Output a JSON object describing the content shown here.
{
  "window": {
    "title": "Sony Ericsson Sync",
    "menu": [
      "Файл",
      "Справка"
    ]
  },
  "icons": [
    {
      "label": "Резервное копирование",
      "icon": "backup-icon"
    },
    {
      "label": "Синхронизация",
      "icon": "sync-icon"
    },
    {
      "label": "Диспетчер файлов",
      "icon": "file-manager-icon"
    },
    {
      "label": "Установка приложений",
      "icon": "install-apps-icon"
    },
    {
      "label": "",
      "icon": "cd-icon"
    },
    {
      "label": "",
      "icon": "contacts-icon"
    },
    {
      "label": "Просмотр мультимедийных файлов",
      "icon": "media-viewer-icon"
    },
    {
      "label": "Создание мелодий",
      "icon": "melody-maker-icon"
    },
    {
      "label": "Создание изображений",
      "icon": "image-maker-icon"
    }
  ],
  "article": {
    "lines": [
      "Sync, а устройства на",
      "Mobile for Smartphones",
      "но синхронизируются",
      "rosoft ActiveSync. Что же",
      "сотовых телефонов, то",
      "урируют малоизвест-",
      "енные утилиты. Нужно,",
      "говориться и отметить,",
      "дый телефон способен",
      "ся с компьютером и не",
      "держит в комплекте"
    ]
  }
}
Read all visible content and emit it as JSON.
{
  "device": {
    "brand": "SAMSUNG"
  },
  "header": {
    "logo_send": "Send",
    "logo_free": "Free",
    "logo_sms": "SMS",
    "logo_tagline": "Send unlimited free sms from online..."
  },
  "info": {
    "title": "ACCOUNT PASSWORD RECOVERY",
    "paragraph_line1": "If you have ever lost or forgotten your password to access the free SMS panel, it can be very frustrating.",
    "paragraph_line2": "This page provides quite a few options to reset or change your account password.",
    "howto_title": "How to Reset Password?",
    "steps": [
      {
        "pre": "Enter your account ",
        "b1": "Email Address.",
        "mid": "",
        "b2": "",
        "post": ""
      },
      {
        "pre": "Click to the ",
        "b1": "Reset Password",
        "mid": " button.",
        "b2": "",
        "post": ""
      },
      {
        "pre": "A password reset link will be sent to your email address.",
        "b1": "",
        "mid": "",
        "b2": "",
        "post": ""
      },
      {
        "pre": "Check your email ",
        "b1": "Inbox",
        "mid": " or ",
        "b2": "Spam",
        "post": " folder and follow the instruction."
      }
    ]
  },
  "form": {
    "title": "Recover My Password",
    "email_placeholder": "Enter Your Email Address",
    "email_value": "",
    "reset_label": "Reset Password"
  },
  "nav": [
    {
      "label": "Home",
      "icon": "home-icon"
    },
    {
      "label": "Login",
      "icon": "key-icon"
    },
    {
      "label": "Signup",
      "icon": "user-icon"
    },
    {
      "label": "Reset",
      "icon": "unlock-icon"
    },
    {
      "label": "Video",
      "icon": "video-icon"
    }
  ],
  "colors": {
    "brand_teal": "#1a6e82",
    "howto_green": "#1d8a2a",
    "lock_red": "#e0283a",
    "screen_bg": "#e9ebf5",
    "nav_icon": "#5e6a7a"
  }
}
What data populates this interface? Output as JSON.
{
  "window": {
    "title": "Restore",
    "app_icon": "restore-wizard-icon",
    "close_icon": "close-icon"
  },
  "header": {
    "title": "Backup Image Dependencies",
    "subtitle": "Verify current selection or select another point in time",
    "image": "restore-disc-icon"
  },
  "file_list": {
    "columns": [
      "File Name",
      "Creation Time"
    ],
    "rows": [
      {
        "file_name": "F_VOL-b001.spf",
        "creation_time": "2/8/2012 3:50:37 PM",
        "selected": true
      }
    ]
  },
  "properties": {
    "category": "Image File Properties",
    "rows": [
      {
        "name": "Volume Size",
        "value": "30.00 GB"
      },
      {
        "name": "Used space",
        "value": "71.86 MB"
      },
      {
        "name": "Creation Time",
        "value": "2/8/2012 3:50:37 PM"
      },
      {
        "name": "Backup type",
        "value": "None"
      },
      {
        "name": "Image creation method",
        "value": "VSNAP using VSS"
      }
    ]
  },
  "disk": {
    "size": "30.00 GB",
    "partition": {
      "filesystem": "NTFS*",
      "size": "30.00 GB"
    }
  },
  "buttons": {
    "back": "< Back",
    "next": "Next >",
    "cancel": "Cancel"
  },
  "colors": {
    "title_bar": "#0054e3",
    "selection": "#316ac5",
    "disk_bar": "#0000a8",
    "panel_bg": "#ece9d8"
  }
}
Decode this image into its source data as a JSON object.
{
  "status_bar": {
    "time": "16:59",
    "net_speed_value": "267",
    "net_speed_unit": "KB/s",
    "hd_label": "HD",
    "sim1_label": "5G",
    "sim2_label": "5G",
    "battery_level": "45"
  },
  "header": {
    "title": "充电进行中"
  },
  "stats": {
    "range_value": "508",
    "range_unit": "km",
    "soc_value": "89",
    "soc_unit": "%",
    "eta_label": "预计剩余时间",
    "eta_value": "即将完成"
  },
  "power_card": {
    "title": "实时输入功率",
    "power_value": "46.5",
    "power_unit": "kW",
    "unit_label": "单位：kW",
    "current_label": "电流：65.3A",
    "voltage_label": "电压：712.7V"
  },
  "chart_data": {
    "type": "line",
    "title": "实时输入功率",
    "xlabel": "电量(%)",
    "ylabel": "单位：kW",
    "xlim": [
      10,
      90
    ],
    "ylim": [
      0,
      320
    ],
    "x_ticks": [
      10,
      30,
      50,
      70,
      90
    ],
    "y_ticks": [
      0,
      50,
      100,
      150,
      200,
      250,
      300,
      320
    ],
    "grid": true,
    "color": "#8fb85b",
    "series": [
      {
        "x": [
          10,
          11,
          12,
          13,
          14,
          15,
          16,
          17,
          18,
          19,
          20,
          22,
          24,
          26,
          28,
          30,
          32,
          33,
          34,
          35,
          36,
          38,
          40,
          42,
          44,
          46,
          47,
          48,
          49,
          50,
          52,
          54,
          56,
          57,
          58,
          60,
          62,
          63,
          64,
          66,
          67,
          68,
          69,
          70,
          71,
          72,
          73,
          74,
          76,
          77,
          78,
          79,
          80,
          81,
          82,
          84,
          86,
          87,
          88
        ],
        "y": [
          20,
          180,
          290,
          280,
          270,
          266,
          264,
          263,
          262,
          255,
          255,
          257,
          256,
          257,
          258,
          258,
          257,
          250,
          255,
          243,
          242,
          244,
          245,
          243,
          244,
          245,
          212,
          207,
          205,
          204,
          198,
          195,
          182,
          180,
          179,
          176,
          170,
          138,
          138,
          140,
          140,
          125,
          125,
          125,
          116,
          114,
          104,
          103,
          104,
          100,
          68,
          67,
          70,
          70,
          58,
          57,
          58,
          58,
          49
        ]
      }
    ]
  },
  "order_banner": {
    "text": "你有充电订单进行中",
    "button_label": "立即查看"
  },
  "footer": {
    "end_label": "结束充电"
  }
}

**WHAT IS BEING ASKED:** Collect the complete line wherever the string "Output" appears in the records.

**RESPONSE TO THIS EXERCISE:**
Output a JSON object describing the content shown here.
What data populates this interface? Output as JSON.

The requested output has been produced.